Dataset rows:
----------------------------------------
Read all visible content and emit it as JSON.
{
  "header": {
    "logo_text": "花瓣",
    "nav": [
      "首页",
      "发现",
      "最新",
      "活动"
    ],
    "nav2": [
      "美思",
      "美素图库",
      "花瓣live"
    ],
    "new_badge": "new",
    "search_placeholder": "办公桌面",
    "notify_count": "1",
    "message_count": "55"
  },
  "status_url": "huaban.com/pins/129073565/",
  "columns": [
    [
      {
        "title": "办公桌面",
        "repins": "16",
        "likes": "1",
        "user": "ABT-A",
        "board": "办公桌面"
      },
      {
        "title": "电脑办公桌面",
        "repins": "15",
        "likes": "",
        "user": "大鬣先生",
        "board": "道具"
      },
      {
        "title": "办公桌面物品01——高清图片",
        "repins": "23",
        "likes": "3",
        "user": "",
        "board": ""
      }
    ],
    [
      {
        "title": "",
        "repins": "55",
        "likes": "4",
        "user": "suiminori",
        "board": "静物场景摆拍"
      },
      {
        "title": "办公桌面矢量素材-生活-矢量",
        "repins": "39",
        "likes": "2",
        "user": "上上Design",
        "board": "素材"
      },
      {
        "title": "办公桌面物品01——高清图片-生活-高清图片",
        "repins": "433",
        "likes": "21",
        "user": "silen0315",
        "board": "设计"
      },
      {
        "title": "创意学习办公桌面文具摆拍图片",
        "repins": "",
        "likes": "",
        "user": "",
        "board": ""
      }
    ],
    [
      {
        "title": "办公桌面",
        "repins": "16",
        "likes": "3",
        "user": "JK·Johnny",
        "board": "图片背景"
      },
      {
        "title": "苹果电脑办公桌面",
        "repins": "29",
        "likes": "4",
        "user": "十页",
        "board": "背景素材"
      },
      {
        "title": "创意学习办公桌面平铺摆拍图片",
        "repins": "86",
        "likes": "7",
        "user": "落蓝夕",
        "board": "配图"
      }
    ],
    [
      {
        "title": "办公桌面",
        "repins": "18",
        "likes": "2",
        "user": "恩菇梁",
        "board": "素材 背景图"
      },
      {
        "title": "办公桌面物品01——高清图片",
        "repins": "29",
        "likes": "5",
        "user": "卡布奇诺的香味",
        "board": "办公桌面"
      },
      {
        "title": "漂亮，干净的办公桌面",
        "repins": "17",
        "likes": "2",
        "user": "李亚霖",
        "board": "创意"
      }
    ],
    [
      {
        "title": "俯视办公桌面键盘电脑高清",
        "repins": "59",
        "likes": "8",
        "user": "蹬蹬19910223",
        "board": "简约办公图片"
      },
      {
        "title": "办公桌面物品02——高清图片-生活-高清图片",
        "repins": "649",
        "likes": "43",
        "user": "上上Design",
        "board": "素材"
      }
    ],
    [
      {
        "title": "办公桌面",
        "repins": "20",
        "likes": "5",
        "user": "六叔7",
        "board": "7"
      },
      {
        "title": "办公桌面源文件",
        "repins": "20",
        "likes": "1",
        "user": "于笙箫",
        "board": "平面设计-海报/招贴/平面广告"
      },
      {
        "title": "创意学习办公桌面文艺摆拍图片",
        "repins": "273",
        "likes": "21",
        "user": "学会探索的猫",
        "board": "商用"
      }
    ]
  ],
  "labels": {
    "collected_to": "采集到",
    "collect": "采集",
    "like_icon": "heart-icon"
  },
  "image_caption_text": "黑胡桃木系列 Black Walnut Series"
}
----------------------------------------
> **Exercise**: Take the entries above and copy them out exactly.

> **Output**:
Read all visible content and emit it as JSON.
{
  "header": {
    "logo_text": "花瓣",
    "nav": [
      "首页",
      "发现",
      "最新",
      "活动"
    ],
    "nav2": [
      "美思",
      "美素图库",
      "花瓣live"
    ],
    "new_badge": "new",
    "search_placeholder": "办公桌面",
    "notify_count": "1",
    "message_count": "55"
  },
  "status_url": "huaban.com/pins/129073565/",
  "columns": [
    [
      {
        "title": "办公桌面",
        "repins": "16",
        "likes": "1",
        "user": "ABT-A",
        "board": "办公桌面"
      },
      {
        "title": "电脑办公桌面",
        "repins": "15",
        "likes": "",
        "user": "大鬣先生",
        "board": "道具"
      },
      {
        "title": "办公桌面物品01——高清图片",
        "repins": "23",
        "likes": "3",
        "user": "",
        "board": ""
      }
    ],
    [
      {
        "title": "",
        "repins": "55",
        "likes": "4",
        "user": "suiminori",
        "board": "静物场景摆拍"
      },
      {
        "title": "办公桌面矢量素材-生活-矢量",
        "repins": "39",
        "likes": "2",
        "user": "上上Design",
        "board": "素材"
      },
      {
        "title": "办公桌面物品01——高清图片-生活-高清图片",
        "repins": "433",
        "likes": "21",
        "user": "silen0315",
        "board": "设计"
      },
      {
        "title": "创意学习办公桌面文具摆拍图片",
        "repins": "",
        "likes": "",
        "user": "",
        "board": ""
      }
    ],
    [
      {
        "title": "办公桌面",
        "repins": "16",
        "likes": "3",
        "user": "JK·Johnny",
        "board": "图片背景"
      },
      {
        "title": "苹果电脑办公桌面",
        "repins": "29",
        "likes": "4",
        "user": "十页",
        "board": "背景素材"
      },
      {
        "title": "创意学习办公桌面平铺摆拍图片",
        "repins": "86",
        "likes": "7",
        "user": "落蓝夕",
        "board": "配图"
      }
    ],
    [
      {
        "title": "办公桌面",
        "repins": "18",
        "likes": "2",
        "user": "恩菇梁",
        "board": "素材 背景图"
      },
      {
        "title": "办公桌面物品01——高清图片",
        "repins": "29",
        "likes": "5",
        "user": "卡布奇诺的香味",
        "board": "办公桌面"
      },
      {
        "title": "漂亮，干净的办公桌面",
        "repins": "17",
        "likes": "2",
        "user": "李亚霖",
        "board": "创意"
      }
    ],
    [
      {
        "title": "俯视办公桌面键盘电脑高清",
        "repins": "59",
        "likes": "8",
        "user": "蹬蹬19910223",
        "board": "简约办公图片"
      },
      {
        "title": "办公桌面物品02——高清图片-生活-高清图片",
        "repins": "649",
        "likes": "43",
        "user": "上上Design",
        "board": "素材"
      }
    ],
    [
      {
        "title": "办公桌面",
        "repins": "20",
        "likes": "5",
        "user": "六叔7",
        "board": "7"
      },
      {
        "title": "办公桌面源文件",
        "repins": "20",
        "likes": "1",
        "user": "于笙箫",
        "board": "平面设计-海报/招贴/平面广告"
      },
      {
        "title": "创意学习办公桌面文艺摆拍图片",
        "repins": "273",
        "likes": "21",
        "user": "学会探索的猫",
        "board": "商用"
      }
    ]
  ],
  "labels": {
    "collected_to": "采集到",
    "collect": "采集",
    "like_icon": "heart-icon"
  },
  "image_caption_text": "黑胡桃木系列 Black Walnut Series"
}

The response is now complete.